> WHAT THE TASK ASKS: From the listing below, return each line that includes "YOUNG".

> DATA PROVIDED:
──────────────────────────────

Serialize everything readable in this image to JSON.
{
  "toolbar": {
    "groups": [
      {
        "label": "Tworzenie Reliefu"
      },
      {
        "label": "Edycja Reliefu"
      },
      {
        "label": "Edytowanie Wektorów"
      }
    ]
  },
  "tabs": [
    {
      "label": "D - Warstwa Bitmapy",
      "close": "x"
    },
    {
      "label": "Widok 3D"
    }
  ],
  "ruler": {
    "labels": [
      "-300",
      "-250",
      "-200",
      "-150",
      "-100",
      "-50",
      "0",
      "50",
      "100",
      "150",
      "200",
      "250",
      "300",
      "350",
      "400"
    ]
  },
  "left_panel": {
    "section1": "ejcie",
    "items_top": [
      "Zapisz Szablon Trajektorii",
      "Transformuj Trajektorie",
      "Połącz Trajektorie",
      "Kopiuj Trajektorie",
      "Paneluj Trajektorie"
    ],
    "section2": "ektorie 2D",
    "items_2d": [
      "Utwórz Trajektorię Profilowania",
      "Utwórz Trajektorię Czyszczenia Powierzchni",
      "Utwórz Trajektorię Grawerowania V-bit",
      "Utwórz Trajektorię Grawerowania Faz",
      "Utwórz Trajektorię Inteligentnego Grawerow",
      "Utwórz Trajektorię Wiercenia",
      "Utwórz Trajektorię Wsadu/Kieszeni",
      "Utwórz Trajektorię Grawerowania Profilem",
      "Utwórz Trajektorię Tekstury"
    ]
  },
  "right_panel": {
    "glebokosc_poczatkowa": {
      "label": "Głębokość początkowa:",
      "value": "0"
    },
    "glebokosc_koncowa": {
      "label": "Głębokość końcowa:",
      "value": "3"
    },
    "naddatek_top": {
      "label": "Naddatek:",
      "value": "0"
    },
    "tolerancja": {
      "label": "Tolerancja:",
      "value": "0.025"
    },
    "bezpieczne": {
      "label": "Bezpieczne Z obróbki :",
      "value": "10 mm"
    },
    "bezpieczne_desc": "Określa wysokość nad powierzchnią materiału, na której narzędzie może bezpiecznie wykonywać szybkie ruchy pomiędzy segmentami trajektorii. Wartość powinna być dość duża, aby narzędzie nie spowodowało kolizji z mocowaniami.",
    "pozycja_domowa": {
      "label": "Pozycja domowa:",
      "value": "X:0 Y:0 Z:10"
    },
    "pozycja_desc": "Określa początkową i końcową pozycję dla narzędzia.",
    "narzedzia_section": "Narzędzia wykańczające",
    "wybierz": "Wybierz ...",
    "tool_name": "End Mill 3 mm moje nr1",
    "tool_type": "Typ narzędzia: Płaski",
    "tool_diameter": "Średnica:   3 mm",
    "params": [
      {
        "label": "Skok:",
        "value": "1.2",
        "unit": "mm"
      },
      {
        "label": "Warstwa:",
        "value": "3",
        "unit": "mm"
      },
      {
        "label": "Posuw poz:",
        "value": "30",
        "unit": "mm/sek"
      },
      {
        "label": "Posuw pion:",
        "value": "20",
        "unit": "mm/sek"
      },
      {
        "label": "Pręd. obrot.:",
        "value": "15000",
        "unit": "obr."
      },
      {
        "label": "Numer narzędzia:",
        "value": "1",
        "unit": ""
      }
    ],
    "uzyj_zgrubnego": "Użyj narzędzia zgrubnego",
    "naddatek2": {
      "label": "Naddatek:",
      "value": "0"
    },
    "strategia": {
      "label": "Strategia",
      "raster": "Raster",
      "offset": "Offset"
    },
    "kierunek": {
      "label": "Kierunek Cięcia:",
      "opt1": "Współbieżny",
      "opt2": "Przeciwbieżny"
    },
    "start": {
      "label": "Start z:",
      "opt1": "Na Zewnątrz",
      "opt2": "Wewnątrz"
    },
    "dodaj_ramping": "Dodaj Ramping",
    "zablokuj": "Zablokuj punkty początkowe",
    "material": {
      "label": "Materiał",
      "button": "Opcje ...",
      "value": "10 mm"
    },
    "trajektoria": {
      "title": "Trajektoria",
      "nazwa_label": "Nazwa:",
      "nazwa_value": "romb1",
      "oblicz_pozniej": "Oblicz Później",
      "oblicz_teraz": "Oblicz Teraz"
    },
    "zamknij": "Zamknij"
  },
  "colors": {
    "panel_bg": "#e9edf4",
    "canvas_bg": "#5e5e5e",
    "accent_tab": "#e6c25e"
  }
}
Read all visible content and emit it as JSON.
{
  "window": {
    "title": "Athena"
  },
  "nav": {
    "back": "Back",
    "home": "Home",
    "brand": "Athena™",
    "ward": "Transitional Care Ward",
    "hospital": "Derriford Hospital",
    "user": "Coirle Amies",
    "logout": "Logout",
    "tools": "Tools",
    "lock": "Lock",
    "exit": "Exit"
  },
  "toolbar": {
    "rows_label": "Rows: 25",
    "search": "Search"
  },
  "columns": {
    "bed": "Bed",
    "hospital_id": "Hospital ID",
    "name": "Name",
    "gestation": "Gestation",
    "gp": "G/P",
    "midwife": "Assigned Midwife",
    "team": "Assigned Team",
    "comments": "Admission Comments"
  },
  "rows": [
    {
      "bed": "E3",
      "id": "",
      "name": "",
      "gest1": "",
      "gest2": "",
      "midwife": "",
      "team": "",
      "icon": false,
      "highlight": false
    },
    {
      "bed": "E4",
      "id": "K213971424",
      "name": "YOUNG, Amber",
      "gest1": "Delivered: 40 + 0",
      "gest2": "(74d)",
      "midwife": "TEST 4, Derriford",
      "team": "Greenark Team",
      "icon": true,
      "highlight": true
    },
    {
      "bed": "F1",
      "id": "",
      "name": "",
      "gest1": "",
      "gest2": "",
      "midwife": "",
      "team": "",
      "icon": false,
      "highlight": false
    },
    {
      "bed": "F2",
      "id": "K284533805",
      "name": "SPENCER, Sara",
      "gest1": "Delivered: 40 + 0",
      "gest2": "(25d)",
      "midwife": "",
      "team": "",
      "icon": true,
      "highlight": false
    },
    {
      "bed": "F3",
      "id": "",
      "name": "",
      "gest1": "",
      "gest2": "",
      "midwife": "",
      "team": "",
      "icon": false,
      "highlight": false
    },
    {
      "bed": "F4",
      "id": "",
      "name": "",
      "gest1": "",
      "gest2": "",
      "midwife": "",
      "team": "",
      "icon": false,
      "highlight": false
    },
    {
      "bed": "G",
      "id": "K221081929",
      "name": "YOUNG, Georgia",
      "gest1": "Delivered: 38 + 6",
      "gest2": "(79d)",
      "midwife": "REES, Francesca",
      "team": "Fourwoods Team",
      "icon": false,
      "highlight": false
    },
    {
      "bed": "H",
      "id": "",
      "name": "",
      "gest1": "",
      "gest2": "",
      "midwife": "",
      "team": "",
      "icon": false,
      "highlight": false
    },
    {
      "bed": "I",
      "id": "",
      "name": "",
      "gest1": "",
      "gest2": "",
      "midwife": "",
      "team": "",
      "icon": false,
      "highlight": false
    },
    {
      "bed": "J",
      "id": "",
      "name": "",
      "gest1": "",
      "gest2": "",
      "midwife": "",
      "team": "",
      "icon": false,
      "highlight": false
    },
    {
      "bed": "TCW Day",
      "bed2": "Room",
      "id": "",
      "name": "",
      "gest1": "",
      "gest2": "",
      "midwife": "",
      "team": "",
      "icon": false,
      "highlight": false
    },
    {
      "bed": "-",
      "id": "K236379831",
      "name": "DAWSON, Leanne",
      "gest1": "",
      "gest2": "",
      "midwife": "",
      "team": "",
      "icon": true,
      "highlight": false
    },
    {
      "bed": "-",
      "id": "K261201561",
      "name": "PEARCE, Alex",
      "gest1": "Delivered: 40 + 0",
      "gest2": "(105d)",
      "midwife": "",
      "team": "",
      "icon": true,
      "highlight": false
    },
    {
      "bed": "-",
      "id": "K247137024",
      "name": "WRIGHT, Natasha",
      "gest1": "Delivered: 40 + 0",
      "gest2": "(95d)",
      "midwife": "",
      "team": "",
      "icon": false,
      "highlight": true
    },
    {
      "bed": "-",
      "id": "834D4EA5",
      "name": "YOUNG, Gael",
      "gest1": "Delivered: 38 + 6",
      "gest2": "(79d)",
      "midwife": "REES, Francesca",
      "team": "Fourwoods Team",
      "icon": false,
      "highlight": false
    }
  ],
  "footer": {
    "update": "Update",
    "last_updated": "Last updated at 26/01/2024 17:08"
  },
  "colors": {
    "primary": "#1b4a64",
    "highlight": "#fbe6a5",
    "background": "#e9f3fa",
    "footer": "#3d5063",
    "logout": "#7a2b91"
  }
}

──────────────────────────────

> FINAL ANSWER:
      "name": "YOUNG, Amber",
      "name": "YOUNG, Georgia",
      "name": "YOUNG, Gael",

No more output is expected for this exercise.